Work instructions = Each entry in the listing below should be restated word for word.

Records for processing =
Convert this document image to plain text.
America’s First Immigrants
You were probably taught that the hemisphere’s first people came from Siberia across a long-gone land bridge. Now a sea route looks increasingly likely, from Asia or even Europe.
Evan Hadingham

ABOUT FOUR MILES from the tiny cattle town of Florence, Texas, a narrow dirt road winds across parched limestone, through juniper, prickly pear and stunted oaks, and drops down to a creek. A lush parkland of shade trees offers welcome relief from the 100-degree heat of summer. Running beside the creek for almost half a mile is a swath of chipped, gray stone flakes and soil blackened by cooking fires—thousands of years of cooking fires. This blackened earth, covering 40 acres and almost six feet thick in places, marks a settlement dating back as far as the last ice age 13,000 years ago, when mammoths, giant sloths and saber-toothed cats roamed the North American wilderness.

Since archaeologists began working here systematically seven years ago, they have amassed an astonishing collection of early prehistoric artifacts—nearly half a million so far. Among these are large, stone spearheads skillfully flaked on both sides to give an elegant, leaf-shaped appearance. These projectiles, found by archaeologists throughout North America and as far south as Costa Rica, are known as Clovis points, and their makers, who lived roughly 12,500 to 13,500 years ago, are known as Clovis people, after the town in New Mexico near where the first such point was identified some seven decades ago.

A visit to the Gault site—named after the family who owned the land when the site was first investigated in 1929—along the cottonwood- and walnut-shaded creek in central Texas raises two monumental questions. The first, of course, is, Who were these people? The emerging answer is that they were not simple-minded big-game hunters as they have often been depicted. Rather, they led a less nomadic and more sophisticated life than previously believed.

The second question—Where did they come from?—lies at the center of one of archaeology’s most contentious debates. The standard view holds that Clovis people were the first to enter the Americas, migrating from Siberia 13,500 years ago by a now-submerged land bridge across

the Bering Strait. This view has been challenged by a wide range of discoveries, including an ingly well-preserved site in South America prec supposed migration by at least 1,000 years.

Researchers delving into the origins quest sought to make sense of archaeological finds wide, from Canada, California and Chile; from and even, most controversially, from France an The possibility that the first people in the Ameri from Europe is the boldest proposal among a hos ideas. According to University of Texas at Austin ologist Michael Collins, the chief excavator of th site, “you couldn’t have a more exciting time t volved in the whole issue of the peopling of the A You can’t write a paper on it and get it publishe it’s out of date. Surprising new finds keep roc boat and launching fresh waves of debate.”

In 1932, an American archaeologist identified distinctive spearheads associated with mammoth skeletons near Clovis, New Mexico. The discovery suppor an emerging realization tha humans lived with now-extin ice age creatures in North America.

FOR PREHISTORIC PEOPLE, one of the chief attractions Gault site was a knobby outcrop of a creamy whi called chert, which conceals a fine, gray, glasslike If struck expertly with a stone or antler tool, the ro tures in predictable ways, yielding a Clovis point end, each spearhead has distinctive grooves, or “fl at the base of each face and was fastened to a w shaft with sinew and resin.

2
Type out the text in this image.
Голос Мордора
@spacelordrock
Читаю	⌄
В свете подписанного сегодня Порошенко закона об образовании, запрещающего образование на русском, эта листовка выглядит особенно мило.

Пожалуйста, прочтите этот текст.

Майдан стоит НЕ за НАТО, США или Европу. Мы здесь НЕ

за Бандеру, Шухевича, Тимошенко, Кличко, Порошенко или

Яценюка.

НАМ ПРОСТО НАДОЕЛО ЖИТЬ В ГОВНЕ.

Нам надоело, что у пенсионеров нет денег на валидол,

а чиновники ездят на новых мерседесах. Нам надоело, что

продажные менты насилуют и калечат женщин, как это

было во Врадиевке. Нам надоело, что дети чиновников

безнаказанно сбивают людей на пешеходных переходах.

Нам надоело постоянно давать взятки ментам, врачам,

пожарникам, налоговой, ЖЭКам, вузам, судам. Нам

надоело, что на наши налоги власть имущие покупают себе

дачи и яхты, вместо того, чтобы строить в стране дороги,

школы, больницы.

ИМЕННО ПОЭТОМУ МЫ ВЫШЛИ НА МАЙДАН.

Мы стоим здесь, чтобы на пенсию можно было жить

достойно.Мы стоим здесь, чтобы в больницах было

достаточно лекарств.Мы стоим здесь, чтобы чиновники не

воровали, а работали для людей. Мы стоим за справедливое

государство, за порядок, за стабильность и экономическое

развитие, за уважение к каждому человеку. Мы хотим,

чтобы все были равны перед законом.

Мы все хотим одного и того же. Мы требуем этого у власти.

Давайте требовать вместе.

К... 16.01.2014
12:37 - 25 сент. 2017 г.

Task result =
Convert this document image to plain text.
America’s First Immigrants
You were probably taught that the hemisphere’s first people came from Siberia across a long-gone land bridge. Now a sea route looks increasingly likely, from Asia or even Europe.
Evan Hadingham

ABOUT FOUR MILES from the tiny cattle town of Florence, Texas, a narrow dirt road winds across parched limestone, through juniper, prickly pear and stunted oaks, and drops down to a creek. A lush parkland of shade trees offers welcome relief from the 100-degree heat of summer. Running beside the creek for almost half a mile is a swath of chipped, gray stone flakes and soil blackened by cooking fires—thousands of years of cooking fires. This blackened earth, covering 40 acres and almost six feet thick in places, marks a settlement dating back as far as the last ice age 13,000 years ago, when mammoths, giant sloths and saber-toothed cats roamed the North American wilderness.

Since archaeologists began working here systematically seven years ago, they have amassed an astonishing collection of early prehistoric artifacts—nearly half a million so far. Among these are large, stone spearheads skillfully flaked on both sides to give an elegant, leaf-shaped appearance. These projectiles, found by archaeologists throughout North America and as far south as Costa Rica, are known as Clovis points, and their makers, who lived roughly 12,500 to 13,500 years ago, are known as Clovis people, after the town in New Mexico near where the first such point was identified some seven decades ago.

A visit to the Gault site—named after the family who owned the land when the site was first investigated in 1929—along the cottonwood- and walnut-shaded creek in central Texas raises two monumental questions. The first, of course, is, Who were these people? The emerging answer is that they were not simple-minded big-game hunters as they have often been depicted. Rather, they led a less nomadic and more sophisticated life than previously believed.

The second question—Where did they come from?—lies at the center of one of archaeology’s most contentious debates. The standard view holds that Clovis people were the first to enter the Americas, migrating from Siberia 13,500 years ago by a now-submerged land bridge across

the Bering Strait. This view has been challenged by a wide range of discoveries, including an ingly well-preserved site in South America prec supposed migration by at least 1,000 years.

Researchers delving into the origins quest sought to make sense of archaeological finds wide, from Canada, California and Chile; from and even, most controversially, from France an The possibility that the first people in the Ameri from Europe is the boldest proposal among a hos ideas. According to University of Texas at Austin ologist Michael Collins, the chief excavator of th site, “you couldn’t have a more exciting time t volved in the whole issue of the peopling of the A You can’t write a paper on it and get it publishe it’s out of date. Surprising new finds keep roc boat and launching fresh waves of debate.”

In 1932, an American archaeologist identified distinctive spearheads associated with mammoth skeletons near Clovis, New Mexico. The discovery suppor an emerging realization tha humans lived with now-extin ice age creatures in North America.

FOR PREHISTORIC PEOPLE, one of the chief attractions Gault site was a knobby outcrop of a creamy whi called chert, which conceals a fine, gray, glasslike If struck expertly with a stone or antler tool, the ro tures in predictable ways, yielding a Clovis point end, each spearhead has distinctive grooves, or “fl at the base of each face and was fastened to a w shaft with sinew and resin.

2
Type out the text in this image.
Голос Мордора
@spacelordrock
Читаю	⌄
В свете подписанного сегодня Порошенко закона об образовании, запрещающего образование на русском, эта листовка выглядит особенно мило.

Пожалуйста, прочтите этот текст.

Майдан стоит НЕ за НАТО, США или Европу. Мы здесь НЕ

за Бандеру, Шухевича, Тимошенко, Кличко, Порошенко или

Яценюка.

НАМ ПРОСТО НАДОЕЛО ЖИТЬ В ГОВНЕ.

Нам надоело, что у пенсионеров нет денег на валидол,

а чиновники ездят на новых мерседесах. Нам надоело, что

продажные менты насилуют и калечат женщин, как это

было во Врадиевке. Нам надоело, что дети чиновников

безнаказанно сбивают людей на пешеходных переходах.

Нам надоело постоянно давать взятки ментам, врачам,

пожарникам, налоговой, ЖЭКам, вузам, судам. Нам

надоело, что на наши налоги власть имущие покупают себе

дачи и яхты, вместо того, чтобы строить в стране дороги,

школы, больницы.

ИМЕННО ПОЭТОМУ МЫ ВЫШЛИ НА МАЙДАН.

Мы стоим здесь, чтобы на пенсию можно было жить

достойно.Мы стоим здесь, чтобы в больницах было

достаточно лекарств.Мы стоим здесь, чтобы чиновники не

воровали, а работали для людей. Мы стоим за справедливое

государство, за порядок, за стабильность и экономическое

развитие, за уважение к каждому человеку. Мы хотим,

чтобы все были равны перед законом.

Мы все хотим одного и того же. Мы требуем этого у власти.

Давайте требовать вместе.

К... 16.01.2014
12:37 - 25 сент. 2017 г.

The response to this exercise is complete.